— Start GIVEN RECORDS —

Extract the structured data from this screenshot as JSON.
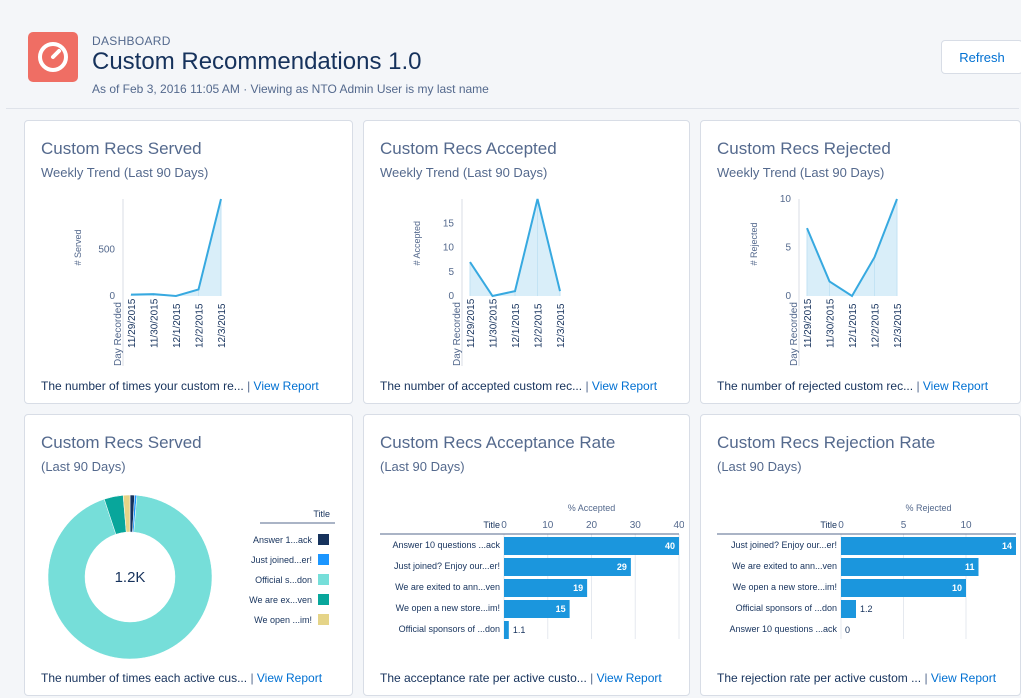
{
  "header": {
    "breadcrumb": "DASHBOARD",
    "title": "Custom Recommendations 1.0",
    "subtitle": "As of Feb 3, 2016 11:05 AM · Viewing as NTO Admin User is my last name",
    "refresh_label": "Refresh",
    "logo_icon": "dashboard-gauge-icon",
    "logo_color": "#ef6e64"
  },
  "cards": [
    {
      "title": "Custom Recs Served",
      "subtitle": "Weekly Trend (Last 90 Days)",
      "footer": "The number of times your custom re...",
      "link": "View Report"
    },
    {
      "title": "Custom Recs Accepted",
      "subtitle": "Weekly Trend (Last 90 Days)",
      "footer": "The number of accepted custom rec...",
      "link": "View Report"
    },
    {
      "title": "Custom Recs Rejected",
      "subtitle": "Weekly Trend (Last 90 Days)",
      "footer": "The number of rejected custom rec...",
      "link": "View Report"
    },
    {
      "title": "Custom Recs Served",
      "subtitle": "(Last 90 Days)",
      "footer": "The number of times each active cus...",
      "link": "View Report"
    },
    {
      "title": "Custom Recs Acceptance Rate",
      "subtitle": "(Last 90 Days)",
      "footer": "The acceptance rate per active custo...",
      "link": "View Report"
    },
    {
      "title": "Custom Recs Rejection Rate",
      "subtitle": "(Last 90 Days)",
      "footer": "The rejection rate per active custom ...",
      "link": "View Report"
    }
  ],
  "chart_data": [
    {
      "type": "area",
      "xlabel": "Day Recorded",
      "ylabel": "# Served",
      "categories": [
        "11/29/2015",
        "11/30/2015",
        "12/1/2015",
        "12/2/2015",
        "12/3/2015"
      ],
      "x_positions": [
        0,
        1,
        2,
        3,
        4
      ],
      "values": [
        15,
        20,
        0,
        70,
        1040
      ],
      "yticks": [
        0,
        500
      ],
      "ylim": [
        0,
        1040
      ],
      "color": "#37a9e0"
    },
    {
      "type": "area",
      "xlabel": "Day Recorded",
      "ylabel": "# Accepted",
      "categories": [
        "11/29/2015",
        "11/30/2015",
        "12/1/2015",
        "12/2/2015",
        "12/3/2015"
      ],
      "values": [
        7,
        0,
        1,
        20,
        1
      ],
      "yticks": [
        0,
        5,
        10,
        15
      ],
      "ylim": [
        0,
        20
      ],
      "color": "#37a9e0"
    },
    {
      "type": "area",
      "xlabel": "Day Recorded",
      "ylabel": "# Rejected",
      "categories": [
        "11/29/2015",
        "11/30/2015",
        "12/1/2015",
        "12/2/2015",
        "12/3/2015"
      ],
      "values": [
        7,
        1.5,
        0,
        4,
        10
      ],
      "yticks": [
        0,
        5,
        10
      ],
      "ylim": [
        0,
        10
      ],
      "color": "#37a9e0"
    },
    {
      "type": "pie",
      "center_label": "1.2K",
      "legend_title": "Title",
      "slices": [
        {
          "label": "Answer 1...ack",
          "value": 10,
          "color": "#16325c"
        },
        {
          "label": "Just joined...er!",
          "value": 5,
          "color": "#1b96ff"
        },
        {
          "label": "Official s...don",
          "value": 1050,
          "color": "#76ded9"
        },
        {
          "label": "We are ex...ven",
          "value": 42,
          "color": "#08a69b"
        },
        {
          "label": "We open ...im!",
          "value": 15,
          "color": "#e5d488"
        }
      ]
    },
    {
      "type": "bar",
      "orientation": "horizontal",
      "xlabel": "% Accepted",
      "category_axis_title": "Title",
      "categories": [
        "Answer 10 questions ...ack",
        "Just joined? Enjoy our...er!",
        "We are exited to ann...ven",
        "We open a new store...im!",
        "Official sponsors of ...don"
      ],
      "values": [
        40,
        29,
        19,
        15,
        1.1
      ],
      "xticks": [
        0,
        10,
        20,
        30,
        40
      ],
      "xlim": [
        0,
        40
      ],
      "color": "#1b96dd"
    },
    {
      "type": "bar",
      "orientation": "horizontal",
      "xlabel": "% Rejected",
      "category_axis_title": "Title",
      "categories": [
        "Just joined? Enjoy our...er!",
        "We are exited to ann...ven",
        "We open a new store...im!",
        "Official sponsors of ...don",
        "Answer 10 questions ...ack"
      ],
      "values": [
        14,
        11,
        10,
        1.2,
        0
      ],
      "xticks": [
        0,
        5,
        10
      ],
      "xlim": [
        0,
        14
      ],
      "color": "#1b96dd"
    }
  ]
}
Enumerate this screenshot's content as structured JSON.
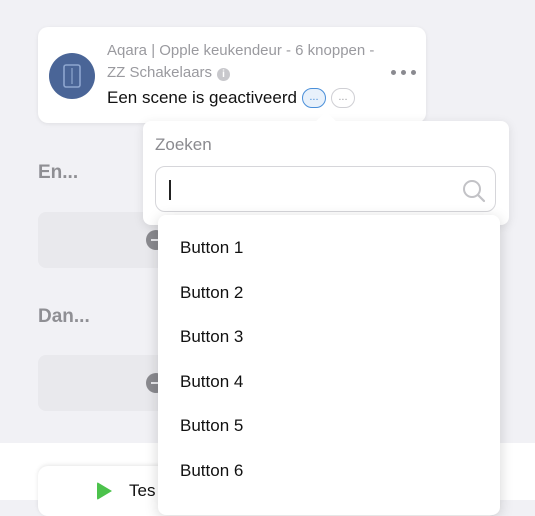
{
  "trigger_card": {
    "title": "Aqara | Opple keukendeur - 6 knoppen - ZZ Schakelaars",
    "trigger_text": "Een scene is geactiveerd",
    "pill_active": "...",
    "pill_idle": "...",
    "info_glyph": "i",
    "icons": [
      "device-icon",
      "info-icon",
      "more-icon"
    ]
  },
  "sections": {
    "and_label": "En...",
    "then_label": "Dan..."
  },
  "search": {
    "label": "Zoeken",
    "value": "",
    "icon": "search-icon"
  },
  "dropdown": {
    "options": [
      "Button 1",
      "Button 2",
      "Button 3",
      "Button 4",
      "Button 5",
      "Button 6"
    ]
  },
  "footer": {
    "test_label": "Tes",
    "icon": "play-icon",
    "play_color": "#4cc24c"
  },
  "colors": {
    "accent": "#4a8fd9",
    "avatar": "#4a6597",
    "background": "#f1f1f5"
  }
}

— End GIVEN RECORDS —

## EXERCISE AIM
Each entry gets copied exactly; the pictures stay out.

## ANSWER TO THIS TASK
Extract the structured data from this screenshot as JSON.
{
  "header": {
    "breadcrumb": "DASHBOARD",
    "title": "Custom Recommendations 1.0",
    "subtitle": "As of Feb 3, 2016 11:05 AM · Viewing as NTO Admin User is my last name",
    "refresh_label": "Refresh",
    "logo_icon": "dashboard-gauge-icon",
    "logo_color": "#ef6e64"
  },
  "cards": [
    {
      "title": "Custom Recs Served",
      "subtitle": "Weekly Trend (Last 90 Days)",
      "footer": "The number of times your custom re...",
      "link": "View Report"
    },
    {
      "title": "Custom Recs Accepted",
      "subtitle": "Weekly Trend (Last 90 Days)",
      "footer": "The number of accepted custom rec...",
      "link": "View Report"
    },
    {
      "title": "Custom Recs Rejected",
      "subtitle": "Weekly Trend (Last 90 Days)",
      "footer": "The number of rejected custom rec...",
      "link": "View Report"
    },
    {
      "title": "Custom Recs Served",
      "subtitle": "(Last 90 Days)",
      "footer": "The number of times each active cus...",
      "link": "View Report"
    },
    {
      "title": "Custom Recs Acceptance Rate",
      "subtitle": "(Last 90 Days)",
      "footer": "The acceptance rate per active custo...",
      "link": "View Report"
    },
    {
      "title": "Custom Recs Rejection Rate",
      "subtitle": "(Last 90 Days)",
      "footer": "The rejection rate per active custom ...",
      "link": "View Report"
    }
  ],
  "chart_data": [
    {
      "type": "area",
      "xlabel": "Day Recorded",
      "ylabel": "# Served",
      "categories": [
        "11/29/2015",
        "11/30/2015",
        "12/1/2015",
        "12/2/2015",
        "12/3/2015"
      ],
      "x_positions": [
        0,
        1,
        2,
        3,
        4
      ],
      "values": [
        15,
        20,
        0,
        70,
        1040
      ],
      "yticks": [
        0,
        500
      ],
      "ylim": [
        0,
        1040
      ],
      "color": "#37a9e0"
    },
    {
      "type": "area",
      "xlabel": "Day Recorded",
      "ylabel": "# Accepted",
      "categories": [
        "11/29/2015",
        "11/30/2015",
        "12/1/2015",
        "12/2/2015",
        "12/3/2015"
      ],
      "values": [
        7,
        0,
        1,
        20,
        1
      ],
      "yticks": [
        0,
        5,
        10,
        15
      ],
      "ylim": [
        0,
        20
      ],
      "color": "#37a9e0"
    },
    {
      "type": "area",
      "xlabel": "Day Recorded",
      "ylabel": "# Rejected",
      "categories": [
        "11/29/2015",
        "11/30/2015",
        "12/1/2015",
        "12/2/2015",
        "12/3/2015"
      ],
      "values": [
        7,
        1.5,
        0,
        4,
        10
      ],
      "yticks": [
        0,
        5,
        10
      ],
      "ylim": [
        0,
        10
      ],
      "color": "#37a9e0"
    },
    {
      "type": "pie",
      "center_label": "1.2K",
      "legend_title": "Title",
      "slices": [
        {
          "label": "Answer 1...ack",
          "value": 10,
          "color": "#16325c"
        },
        {
          "label": "Just joined...er!",
          "value": 5,
          "color": "#1b96ff"
        },
        {
          "label": "Official s...don",
          "value": 1050,
          "color": "#76ded9"
        },
        {
          "label": "We are ex...ven",
          "value": 42,
          "color": "#08a69b"
        },
        {
          "label": "We open ...im!",
          "value": 15,
          "color": "#e5d488"
        }
      ]
    },
    {
      "type": "bar",
      "orientation": "horizontal",
      "xlabel": "% Accepted",
      "category_axis_title": "Title",
      "categories": [
        "Answer 10 questions ...ack",
        "Just joined? Enjoy our...er!",
        "We are exited to ann...ven",
        "We open a new store...im!",
        "Official sponsors of ...don"
      ],
      "values": [
        40,
        29,
        19,
        15,
        1.1
      ],
      "xticks": [
        0,
        10,
        20,
        30,
        40
      ],
      "xlim": [
        0,
        40
      ],
      "color": "#1b96dd"
    },
    {
      "type": "bar",
      "orientation": "horizontal",
      "xlabel": "% Rejected",
      "category_axis_title": "Title",
      "categories": [
        "Just joined? Enjoy our...er!",
        "We are exited to ann...ven",
        "We open a new store...im!",
        "Official sponsors of ...don",
        "Answer 10 questions ...ack"
      ],
      "values": [
        14,
        11,
        10,
        1.2,
        0
      ],
      "xticks": [
        0,
        5,
        10
      ],
      "xlim": [
        0,
        14
      ],
      "color": "#1b96dd"
    }
  ]
}
Enumerate this screenshot's content as structured JSON.
{
  "trigger_card": {
    "title": "Aqara | Opple keukendeur - 6 knoppen - ZZ Schakelaars",
    "trigger_text": "Een scene is geactiveerd",
    "pill_active": "...",
    "pill_idle": "...",
    "info_glyph": "i",
    "icons": [
      "device-icon",
      "info-icon",
      "more-icon"
    ]
  },
  "sections": {
    "and_label": "En...",
    "then_label": "Dan..."
  },
  "search": {
    "label": "Zoeken",
    "value": "",
    "icon": "search-icon"
  },
  "dropdown": {
    "options": [
      "Button 1",
      "Button 2",
      "Button 3",
      "Button 4",
      "Button 5",
      "Button 6"
    ]
  },
  "footer": {
    "test_label": "Tes",
    "icon": "play-icon",
    "play_color": "#4cc24c"
  },
  "colors": {
    "accent": "#4a8fd9",
    "avatar": "#4a6597",
    "background": "#f1f1f5"
  }
}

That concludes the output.